[Task objective]
Locate every line in the records below that contains the word "comments", and copy each one.

....................

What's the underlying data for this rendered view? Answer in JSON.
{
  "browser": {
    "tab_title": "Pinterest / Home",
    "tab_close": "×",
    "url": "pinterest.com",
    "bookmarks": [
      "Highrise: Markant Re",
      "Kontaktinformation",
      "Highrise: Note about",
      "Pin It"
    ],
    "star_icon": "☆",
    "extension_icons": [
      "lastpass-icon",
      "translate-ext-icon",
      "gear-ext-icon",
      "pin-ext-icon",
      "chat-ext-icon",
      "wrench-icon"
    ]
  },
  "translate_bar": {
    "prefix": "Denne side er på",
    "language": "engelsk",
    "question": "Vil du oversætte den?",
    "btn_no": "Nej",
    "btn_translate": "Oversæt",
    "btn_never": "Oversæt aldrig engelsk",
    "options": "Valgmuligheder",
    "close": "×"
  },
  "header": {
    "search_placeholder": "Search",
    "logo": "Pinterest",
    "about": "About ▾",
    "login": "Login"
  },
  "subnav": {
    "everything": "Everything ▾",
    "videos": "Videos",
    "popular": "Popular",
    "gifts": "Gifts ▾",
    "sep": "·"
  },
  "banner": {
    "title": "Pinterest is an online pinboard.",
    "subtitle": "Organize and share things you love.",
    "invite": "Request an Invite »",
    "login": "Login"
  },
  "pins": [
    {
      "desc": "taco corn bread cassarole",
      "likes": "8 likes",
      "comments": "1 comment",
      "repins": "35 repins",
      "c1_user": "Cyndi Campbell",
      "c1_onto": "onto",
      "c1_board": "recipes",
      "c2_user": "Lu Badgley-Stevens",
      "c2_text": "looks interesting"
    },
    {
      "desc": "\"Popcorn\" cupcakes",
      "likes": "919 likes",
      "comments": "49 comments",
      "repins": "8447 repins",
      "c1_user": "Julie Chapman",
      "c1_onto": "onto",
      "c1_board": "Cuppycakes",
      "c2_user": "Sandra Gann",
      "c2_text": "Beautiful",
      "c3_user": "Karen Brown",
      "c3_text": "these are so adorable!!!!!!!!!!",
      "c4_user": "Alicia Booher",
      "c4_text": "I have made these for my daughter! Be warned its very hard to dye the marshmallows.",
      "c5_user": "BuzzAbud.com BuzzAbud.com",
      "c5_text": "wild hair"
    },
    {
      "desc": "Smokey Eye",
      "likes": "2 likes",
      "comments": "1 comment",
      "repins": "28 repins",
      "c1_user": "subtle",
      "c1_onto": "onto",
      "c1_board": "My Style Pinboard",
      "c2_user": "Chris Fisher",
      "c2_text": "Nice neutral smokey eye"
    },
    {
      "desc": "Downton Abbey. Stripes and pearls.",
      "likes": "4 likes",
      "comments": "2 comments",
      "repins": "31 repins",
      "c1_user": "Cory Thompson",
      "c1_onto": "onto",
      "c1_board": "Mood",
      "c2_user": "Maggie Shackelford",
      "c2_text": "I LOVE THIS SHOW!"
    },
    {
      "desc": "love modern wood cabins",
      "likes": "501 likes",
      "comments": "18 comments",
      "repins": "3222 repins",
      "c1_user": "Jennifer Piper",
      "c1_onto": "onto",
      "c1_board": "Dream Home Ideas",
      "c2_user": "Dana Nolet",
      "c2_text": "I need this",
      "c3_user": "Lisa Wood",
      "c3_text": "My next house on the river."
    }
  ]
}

....................

[Correct response]
      "comments": "1 comment",
      "comments": "49 comments",
      "comments": "1 comment",
      "comments": "2 comments",
      "comments": "18 comments",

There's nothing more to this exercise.